▶ Short exercise: Examine the entries and show every line in which the word "werden" is found.

▶ Saved entries:
================================

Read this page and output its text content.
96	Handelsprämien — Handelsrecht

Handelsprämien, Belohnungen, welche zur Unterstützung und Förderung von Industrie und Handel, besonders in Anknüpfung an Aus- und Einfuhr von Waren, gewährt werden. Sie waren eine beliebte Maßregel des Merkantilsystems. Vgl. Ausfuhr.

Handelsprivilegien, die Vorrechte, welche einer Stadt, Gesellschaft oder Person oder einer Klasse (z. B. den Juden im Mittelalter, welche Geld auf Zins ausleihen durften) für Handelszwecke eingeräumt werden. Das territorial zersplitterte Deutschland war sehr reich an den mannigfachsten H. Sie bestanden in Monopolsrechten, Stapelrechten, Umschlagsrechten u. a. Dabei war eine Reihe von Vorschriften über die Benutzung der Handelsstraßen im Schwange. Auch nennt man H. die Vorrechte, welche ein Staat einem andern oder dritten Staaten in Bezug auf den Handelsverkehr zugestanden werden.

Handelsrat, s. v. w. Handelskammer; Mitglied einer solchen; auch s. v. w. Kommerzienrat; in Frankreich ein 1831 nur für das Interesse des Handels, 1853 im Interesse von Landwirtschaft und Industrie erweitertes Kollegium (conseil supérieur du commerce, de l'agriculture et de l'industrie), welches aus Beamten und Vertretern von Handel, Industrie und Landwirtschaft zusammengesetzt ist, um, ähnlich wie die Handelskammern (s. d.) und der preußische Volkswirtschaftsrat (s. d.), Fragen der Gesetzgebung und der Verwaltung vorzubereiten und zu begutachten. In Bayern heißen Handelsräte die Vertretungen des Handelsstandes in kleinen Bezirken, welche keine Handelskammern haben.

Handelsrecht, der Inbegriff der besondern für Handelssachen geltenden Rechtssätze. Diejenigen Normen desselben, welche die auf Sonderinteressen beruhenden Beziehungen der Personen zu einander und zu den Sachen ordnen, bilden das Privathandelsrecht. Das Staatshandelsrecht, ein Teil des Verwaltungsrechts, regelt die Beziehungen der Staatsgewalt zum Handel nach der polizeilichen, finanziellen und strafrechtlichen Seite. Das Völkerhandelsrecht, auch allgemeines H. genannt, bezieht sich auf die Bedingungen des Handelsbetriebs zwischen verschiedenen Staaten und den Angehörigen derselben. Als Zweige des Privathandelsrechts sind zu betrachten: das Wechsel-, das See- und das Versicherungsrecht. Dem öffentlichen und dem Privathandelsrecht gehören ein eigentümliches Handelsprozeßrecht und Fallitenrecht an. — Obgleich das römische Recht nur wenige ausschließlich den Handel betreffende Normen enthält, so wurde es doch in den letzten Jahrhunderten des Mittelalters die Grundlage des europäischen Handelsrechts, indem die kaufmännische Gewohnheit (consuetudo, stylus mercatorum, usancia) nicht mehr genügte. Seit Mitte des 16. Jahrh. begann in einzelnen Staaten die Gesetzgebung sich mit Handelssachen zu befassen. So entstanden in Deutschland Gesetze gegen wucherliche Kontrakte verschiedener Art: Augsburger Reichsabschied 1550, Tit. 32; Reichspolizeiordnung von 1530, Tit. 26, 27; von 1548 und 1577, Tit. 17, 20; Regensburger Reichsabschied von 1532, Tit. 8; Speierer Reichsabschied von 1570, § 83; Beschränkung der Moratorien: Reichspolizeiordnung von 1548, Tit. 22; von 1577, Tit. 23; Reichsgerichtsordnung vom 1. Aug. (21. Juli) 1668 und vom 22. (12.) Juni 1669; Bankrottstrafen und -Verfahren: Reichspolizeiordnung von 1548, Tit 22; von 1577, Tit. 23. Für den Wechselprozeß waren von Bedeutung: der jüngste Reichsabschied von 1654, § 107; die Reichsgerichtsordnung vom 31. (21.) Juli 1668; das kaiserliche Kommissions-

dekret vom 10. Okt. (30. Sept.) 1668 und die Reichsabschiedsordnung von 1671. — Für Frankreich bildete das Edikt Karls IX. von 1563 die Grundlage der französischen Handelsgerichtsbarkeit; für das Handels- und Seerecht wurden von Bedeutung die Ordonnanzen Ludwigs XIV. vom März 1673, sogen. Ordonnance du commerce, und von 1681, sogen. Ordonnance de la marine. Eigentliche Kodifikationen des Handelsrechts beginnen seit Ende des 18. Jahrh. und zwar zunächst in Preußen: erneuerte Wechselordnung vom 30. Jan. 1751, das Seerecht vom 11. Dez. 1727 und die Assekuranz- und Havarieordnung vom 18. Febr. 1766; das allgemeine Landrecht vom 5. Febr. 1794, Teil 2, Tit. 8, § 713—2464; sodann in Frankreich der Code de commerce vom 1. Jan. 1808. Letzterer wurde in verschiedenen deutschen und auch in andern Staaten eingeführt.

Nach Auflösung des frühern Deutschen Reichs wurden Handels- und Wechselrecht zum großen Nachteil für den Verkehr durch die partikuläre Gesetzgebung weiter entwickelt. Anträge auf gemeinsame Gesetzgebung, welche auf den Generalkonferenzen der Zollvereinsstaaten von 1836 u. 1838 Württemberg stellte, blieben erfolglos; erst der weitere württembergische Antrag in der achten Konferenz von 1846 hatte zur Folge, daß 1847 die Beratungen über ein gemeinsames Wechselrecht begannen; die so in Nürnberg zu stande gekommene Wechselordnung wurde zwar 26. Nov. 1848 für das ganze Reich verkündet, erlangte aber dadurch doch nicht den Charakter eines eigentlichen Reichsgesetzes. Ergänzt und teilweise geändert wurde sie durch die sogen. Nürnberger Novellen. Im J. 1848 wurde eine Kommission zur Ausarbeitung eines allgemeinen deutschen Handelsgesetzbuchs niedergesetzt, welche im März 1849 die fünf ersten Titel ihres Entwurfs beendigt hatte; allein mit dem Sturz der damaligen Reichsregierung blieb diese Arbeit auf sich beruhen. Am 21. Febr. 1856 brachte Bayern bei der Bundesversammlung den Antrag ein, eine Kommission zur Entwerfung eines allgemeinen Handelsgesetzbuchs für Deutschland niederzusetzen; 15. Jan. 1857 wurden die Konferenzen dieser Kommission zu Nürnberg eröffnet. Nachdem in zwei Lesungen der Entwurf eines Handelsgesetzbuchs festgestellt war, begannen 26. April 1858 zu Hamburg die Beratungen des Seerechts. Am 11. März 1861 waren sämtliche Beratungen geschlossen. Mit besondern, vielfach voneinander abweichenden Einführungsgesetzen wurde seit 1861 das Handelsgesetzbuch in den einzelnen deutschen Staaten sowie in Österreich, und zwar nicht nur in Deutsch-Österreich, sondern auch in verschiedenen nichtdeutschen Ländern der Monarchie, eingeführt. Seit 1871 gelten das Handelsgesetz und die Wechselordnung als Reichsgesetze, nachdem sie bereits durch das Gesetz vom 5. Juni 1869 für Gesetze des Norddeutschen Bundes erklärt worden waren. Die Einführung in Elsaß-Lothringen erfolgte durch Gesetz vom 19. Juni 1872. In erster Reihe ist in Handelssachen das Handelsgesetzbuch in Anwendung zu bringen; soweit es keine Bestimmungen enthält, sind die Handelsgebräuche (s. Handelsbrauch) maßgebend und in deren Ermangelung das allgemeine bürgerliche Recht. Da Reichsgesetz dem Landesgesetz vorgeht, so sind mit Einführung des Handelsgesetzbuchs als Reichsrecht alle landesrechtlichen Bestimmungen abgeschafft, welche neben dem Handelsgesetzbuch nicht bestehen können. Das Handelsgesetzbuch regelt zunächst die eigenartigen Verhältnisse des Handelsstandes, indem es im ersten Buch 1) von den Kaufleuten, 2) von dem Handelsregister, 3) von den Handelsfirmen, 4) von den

================================

▶ Expected answer:
Handelsprämien, Belohnungen, welche zur Unterstützung und Förderung von Industrie und Handel, besonders in Anknüpfung an Aus- und Einfuhr von Waren, gewährt werden. Sie waren eine beliebte Maßregel des Merkantilsystems. Vgl. Ausfuhr.
Handelsprivilegien, die Vorrechte, welche einer Stadt, Gesellschaft oder Person oder einer Klasse (z. B. den Juden im Mittelalter, welche Geld auf Zins ausleihen durften) für Handelszwecke eingeräumt werden. Das territorial zersplitterte Deutschland war sehr reich an den mannigfachsten H. Sie bestanden in Monopolsrechten, Stapelrechten, Umschlagsrechten u. a. Dabei war eine Reihe von Vorschriften über die Benutzung der Handelsstraßen im Schwange. Auch nennt man H. die Vorrechte, welche ein Staat einem andern oder dritten Staaten in Bezug auf den Handelsverkehr zugestanden werden.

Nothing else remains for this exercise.